Excerpt to read ::
- - -

Foreign investors, India Inc and various stakeholders have been closely following the course of this 7-year-old dispute between the British telecom company Vodafone and the Indian tax department. The controversy arose upon Vodafones acquisition in 2007 of Hutchisons indirect interest in India, i.e. Hutchison Essar (held by way of a chain of downstream subsidiaries in British Virgin islands, Cayman islands and Mauritius). The Indian tax authorities asserted that since the transfer involved underlying Indian interests, Vodafone should have withheld/deducted taxes on the payment to Hutchison. Vodafone, of course, challenged this on the ground of lack of territorial nexus since there was no direct transfer of shares/interest in Hutchison Essar in India.
Vodafone went through an arduous and long drawn litigation and, finally, in January 2012, the Supreme Court of India favoured Vodafone and held that India had no jurisdiction to tax the transaction and Vodafone had no withholding tax obligation. The jubilance from this decision, however, was short lived. The Finance Act 2012 unfolded retrospective amendments to the income tax law provisions to nullify the verdict in the Vodafone case and tax the transfer of shares of a foreign company having substantial underlying interest in Indiapopularly known as indirect transfer of shares. These amendments have been positioned as clarifications to certain terms in the domestic tax law and, hence, have been made effective retrospectively.

- - -

Given material ::
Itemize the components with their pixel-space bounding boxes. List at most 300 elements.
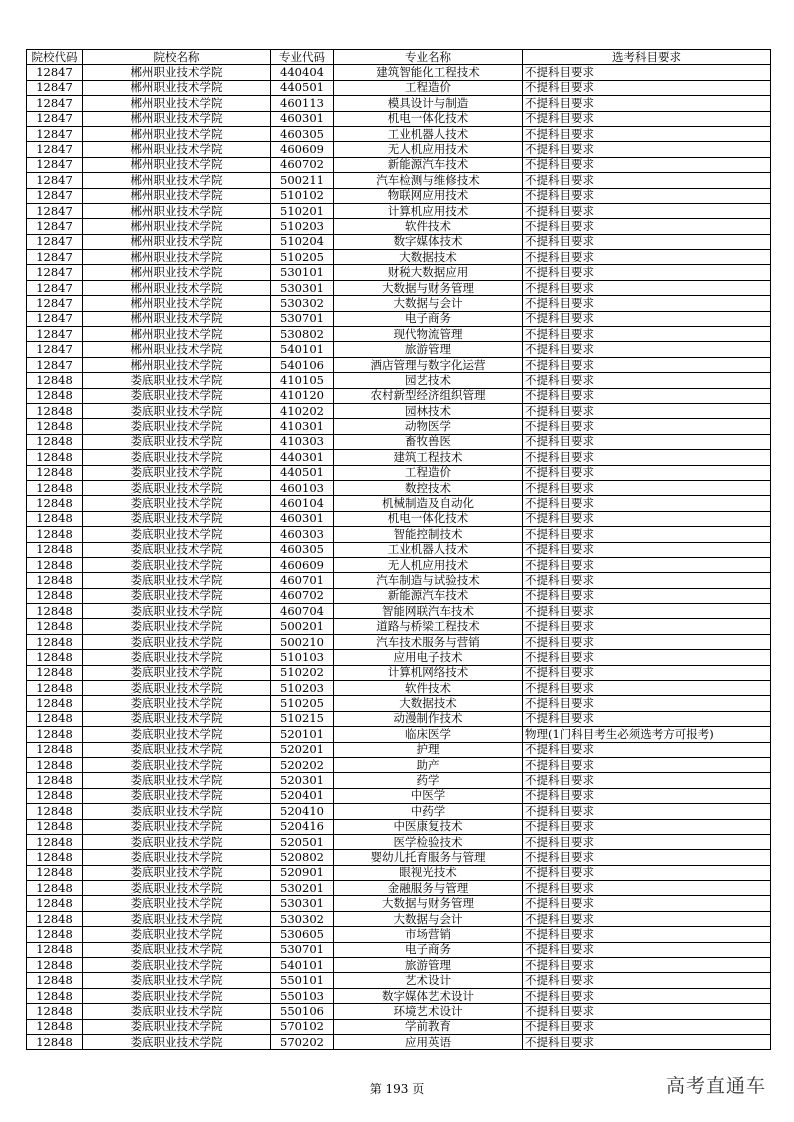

- - -

Complete the following ::
• a. From the passage on the Vodafone tax dispute, reproduce word for word the text from "Vodafone went through" to "made effective retrospectively.".
• b. According to the passage on the Vodafone tax dispute, which legislation brought in the retrospective amendments that nullified the Supreme Court verdict?
• c. Continue the passage on the Vodafone tax dispute from its final sentence onward.

Outputs for the tasks ::
• a.
Vodafone went through an arduous and long drawn litigation and, finally, in January 2012, the Supreme Court of India favoured Vodafone and held that India had no jurisdiction to tax the transaction and Vodafone had no withholding tax obligation. The jubilance from this decision, however, was short lived. The Finance Act 2012 unfolded retrospective amendments to the income tax law provisions to nullify the verdict in the Vodafone case and tax the transfer of shares of a foreign company having substantial underlying interest in Indiapopularly known as indirect transfer of shares. These amendments have been positioned as clarifications to certain terms in the domestic tax law and, hence, have been made effective retrospectively.

• b. The Finance Act 2012.

• c.
Post these amendments, in June 2013, the Indian government and Vodafone decided to resolve the dispute through a conciliation process. However, based on the latest updates, it is expected that the Indian government will withdraw from the process in light of Vodafones demand to also include its transfer pricing disputes under the conciliation talks. This would mean that the Indian tax department will resume their tax demand of R20,000 crore (including interest and penalty) from Vodafone. The tax payout may impact Vodafones further investment plans in India, ongoing spectrum auction payments, etc.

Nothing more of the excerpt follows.